#### Exercise objective
Each entry below is to be duplicated verbatim.

#### Provided data

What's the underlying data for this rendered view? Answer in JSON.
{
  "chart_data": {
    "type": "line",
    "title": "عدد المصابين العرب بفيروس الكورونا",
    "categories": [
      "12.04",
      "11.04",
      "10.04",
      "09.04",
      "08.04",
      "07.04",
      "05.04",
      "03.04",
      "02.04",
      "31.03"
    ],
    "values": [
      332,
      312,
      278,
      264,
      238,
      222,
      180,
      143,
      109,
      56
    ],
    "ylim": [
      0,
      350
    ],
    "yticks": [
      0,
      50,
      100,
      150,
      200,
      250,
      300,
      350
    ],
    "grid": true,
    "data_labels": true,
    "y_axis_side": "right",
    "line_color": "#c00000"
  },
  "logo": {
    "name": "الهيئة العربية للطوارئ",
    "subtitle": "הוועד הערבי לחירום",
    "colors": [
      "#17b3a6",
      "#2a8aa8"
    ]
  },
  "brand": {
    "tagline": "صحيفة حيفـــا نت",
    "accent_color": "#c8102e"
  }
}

#### Solution to this task
What's the underlying data for this rendered view? Answer in JSON.
{
  "chart_data": {
    "type": "line",
    "title": "عدد المصابين العرب بفيروس الكورونا",
    "categories": [
      "12.04",
      "11.04",
      "10.04",
      "09.04",
      "08.04",
      "07.04",
      "05.04",
      "03.04",
      "02.04",
      "31.03"
    ],
    "values": [
      332,
      312,
      278,
      264,
      238,
      222,
      180,
      143,
      109,
      56
    ],
    "ylim": [
      0,
      350
    ],
    "yticks": [
      0,
      50,
      100,
      150,
      200,
      250,
      300,
      350
    ],
    "grid": true,
    "data_labels": true,
    "y_axis_side": "right",
    "line_color": "#c00000"
  },
  "logo": {
    "name": "الهيئة العربية للطوارئ",
    "subtitle": "הוועד הערבי לחירום",
    "colors": [
      "#17b3a6",
      "#2a8aa8"
    ]
  },
  "brand": {
    "tagline": "صحيفة حيفـــا نت",
    "accent_color": "#c8102e"
  }
}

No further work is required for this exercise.